### Request
Go through the listing and return every line with "title" in it.

━━ Provided information ━━

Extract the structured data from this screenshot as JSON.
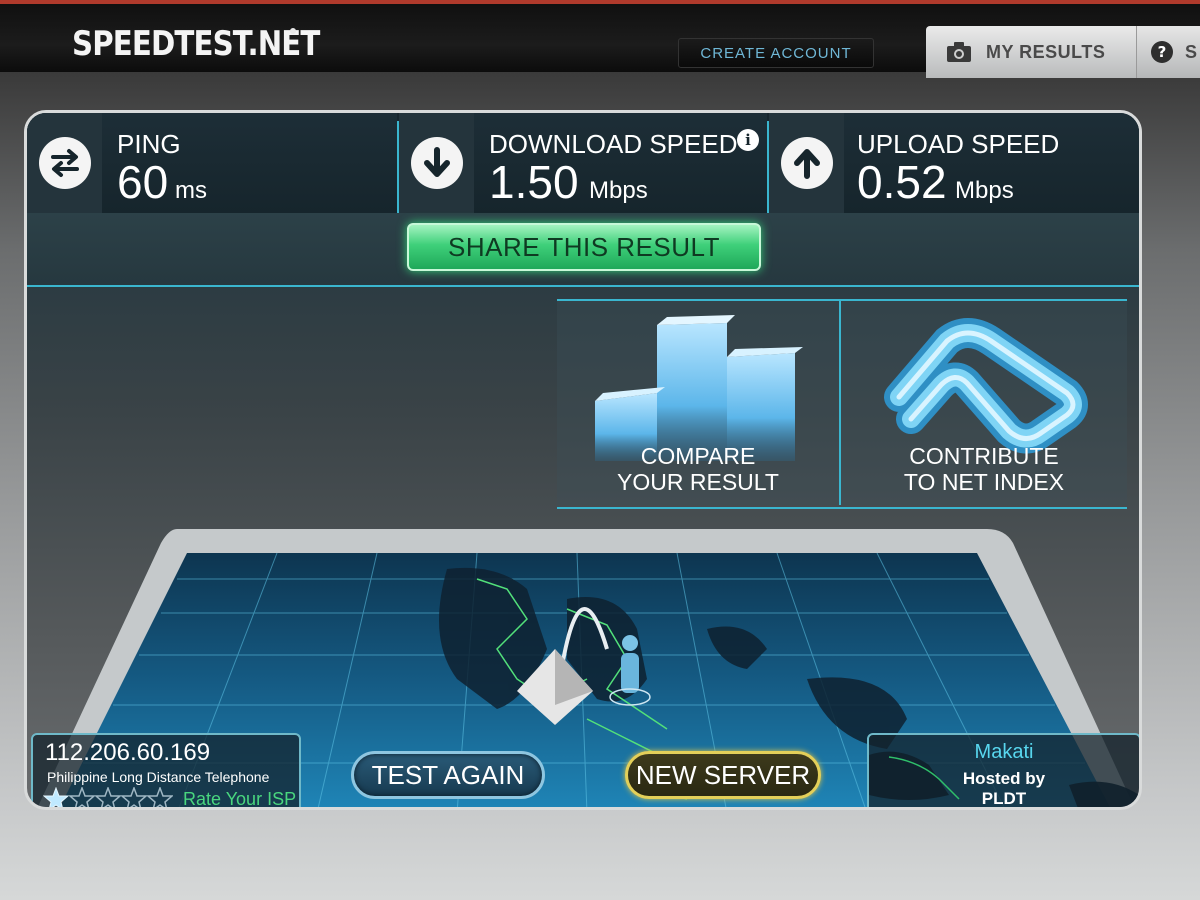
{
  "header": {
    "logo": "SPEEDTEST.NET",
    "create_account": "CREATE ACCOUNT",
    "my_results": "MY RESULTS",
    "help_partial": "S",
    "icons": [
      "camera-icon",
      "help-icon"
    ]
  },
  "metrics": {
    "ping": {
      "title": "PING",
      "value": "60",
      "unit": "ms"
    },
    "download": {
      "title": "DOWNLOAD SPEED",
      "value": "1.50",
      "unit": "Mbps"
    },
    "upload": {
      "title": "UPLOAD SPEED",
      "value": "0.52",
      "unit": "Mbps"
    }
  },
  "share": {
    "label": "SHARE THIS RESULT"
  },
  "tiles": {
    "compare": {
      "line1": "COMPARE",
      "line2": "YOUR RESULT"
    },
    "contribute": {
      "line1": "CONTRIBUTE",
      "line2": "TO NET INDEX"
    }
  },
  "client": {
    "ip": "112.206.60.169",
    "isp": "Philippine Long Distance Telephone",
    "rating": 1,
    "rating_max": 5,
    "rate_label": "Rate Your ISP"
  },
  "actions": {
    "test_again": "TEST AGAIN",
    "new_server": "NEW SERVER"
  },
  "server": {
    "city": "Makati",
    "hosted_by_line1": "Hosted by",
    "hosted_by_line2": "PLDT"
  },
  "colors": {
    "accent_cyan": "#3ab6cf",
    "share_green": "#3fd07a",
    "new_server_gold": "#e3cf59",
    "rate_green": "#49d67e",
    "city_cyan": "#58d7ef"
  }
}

━━━

### Response to this exercise
      "title": "PING",
      "title": "DOWNLOAD SPEED",
      "title": "UPLOAD SPEED",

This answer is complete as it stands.